** TO DO **
State the number of lines below in which the word "Southeast" appears. Nothing else belongs in the answer.

Start MATERIAL FOR THE TASK

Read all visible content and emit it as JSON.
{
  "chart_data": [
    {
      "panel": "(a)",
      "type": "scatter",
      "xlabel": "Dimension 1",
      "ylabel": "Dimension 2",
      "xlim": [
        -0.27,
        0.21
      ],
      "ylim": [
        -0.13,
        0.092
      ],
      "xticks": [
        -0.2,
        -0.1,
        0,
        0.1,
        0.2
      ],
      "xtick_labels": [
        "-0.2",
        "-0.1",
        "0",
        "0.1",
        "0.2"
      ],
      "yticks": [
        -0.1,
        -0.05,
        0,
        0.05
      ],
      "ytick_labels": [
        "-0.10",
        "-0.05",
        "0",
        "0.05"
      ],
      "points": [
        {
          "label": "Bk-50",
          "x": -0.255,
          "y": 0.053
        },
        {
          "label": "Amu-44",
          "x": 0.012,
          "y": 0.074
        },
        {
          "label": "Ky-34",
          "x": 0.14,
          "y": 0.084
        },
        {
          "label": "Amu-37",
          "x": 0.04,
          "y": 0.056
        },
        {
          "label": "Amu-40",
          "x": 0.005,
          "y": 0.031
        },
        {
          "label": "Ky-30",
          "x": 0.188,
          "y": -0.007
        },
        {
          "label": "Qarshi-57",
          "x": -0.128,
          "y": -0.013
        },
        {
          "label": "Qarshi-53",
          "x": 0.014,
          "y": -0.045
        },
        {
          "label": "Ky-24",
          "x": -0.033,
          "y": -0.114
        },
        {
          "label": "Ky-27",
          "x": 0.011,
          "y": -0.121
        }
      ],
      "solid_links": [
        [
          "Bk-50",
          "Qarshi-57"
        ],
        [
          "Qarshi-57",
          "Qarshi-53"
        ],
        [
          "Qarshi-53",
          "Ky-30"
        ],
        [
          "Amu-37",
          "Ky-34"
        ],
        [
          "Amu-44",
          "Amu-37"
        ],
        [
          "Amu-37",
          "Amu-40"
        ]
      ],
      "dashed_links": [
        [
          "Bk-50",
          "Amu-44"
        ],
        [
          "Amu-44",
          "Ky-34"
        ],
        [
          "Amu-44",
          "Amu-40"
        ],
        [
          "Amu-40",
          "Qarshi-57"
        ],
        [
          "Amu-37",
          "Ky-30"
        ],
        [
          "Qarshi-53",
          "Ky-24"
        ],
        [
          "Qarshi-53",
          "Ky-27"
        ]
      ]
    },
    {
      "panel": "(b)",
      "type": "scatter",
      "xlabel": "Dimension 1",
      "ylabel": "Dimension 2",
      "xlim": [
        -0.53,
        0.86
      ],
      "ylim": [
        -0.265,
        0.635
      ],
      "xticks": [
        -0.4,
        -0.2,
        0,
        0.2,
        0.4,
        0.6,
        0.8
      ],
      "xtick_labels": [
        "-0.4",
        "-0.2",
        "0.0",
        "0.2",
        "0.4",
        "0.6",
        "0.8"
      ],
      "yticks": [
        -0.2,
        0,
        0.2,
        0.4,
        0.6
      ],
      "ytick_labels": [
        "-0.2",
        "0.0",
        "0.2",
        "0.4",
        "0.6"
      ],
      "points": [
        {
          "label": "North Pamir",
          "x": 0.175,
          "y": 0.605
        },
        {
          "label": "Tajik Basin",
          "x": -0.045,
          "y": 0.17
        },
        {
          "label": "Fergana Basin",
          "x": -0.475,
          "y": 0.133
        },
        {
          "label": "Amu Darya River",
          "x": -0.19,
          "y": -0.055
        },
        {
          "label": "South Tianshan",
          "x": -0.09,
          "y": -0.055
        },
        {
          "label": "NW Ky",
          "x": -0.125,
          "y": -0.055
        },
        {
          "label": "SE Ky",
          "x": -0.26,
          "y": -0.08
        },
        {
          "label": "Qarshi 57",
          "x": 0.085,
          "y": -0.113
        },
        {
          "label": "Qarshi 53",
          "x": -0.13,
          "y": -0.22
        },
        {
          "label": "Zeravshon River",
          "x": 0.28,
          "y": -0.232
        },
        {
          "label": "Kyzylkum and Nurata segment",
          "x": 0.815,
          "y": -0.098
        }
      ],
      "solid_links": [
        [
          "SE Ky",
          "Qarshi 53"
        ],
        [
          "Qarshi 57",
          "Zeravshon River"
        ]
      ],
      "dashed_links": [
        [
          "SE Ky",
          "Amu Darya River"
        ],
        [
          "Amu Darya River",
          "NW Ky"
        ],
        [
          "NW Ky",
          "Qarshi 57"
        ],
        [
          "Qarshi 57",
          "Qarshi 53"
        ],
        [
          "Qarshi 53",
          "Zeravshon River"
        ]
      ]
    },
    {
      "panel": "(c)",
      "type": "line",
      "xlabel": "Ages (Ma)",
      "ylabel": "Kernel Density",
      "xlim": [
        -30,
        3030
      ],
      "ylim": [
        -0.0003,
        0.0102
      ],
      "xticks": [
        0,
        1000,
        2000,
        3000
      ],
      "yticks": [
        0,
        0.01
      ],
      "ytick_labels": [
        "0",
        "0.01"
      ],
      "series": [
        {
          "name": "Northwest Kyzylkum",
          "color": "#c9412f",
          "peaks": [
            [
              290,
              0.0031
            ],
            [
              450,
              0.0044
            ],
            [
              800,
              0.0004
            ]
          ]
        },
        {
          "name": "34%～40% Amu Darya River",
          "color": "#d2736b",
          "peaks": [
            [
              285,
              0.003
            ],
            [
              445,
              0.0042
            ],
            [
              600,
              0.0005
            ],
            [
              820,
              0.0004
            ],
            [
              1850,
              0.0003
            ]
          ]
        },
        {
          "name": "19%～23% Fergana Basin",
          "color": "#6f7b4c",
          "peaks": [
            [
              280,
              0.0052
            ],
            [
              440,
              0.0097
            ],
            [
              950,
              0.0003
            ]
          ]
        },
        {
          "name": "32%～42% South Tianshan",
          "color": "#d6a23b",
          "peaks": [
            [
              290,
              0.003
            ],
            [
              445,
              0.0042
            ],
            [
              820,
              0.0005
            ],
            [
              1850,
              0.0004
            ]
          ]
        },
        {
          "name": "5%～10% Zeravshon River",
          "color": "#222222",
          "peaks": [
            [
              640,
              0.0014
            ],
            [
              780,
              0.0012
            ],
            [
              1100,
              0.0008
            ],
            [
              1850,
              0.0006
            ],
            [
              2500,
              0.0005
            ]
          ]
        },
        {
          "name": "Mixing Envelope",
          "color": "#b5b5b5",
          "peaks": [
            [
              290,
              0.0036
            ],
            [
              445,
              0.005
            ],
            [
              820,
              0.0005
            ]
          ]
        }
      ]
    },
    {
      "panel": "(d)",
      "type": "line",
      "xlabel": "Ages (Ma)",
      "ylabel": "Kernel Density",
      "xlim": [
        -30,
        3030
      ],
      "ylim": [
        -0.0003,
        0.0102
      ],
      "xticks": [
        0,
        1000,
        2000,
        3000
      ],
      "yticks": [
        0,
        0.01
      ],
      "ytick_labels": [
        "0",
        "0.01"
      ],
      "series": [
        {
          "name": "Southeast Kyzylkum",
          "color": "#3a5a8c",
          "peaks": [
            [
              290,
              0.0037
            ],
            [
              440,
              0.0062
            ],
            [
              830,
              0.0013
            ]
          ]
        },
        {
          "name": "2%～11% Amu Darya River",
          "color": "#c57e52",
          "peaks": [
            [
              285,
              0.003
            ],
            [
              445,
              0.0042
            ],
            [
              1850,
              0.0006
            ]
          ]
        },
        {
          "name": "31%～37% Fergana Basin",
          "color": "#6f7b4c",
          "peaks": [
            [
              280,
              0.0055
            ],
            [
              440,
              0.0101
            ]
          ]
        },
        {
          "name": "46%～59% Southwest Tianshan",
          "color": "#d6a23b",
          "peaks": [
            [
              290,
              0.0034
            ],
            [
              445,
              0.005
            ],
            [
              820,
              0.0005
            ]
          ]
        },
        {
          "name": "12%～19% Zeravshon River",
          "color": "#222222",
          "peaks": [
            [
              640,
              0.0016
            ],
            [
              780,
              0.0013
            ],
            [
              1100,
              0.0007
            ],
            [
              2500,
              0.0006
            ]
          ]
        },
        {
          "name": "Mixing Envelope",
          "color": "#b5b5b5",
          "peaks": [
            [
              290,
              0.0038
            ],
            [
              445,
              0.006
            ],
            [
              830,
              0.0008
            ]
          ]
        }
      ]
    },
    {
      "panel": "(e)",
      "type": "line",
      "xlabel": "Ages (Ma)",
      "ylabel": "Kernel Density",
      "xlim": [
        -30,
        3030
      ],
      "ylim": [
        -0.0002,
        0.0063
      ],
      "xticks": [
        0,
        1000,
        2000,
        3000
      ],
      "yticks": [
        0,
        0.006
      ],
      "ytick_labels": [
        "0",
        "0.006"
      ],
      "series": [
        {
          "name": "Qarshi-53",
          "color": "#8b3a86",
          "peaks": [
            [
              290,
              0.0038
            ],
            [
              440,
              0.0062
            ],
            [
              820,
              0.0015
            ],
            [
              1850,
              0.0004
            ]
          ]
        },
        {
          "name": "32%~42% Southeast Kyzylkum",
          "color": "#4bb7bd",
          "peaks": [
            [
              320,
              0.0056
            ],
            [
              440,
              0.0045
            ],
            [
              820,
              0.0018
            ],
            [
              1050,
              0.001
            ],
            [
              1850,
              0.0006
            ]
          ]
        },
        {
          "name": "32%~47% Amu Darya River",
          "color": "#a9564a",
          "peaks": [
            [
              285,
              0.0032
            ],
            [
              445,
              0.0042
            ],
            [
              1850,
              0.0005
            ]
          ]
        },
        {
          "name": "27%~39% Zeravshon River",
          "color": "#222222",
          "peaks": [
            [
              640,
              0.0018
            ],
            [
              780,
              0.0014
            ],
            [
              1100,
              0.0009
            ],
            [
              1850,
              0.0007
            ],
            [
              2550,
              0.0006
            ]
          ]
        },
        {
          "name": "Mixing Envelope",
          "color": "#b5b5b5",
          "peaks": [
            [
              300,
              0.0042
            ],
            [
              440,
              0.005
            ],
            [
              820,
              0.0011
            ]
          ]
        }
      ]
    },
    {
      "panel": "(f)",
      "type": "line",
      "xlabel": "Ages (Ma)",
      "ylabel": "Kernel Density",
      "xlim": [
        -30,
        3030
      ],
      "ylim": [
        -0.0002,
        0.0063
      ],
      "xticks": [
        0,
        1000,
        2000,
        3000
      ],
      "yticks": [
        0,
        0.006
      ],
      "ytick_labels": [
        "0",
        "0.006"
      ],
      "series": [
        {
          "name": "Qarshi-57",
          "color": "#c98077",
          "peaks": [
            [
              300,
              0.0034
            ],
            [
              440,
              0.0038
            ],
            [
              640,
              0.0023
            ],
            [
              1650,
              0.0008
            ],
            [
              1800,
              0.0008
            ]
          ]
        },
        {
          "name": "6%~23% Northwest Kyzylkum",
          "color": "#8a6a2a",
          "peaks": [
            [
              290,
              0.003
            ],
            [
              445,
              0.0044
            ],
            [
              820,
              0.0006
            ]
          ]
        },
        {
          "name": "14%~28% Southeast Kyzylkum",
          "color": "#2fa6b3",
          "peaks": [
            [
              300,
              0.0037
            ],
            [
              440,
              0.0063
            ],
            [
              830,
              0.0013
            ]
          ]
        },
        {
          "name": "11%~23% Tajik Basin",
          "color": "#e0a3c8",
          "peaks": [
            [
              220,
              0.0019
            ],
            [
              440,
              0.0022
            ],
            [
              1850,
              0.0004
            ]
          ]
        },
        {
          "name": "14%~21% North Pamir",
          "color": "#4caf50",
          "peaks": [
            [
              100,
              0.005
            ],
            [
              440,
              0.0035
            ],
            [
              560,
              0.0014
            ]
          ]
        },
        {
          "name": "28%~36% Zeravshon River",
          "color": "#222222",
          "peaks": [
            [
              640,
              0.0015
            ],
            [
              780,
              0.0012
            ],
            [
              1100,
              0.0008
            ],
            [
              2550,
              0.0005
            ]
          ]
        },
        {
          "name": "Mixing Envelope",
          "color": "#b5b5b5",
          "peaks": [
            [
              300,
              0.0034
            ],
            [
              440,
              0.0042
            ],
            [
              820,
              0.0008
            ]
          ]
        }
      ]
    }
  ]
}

End MATERIAL FOR THE TASK

** OUTPUT FOR THIS EXERCISE **
3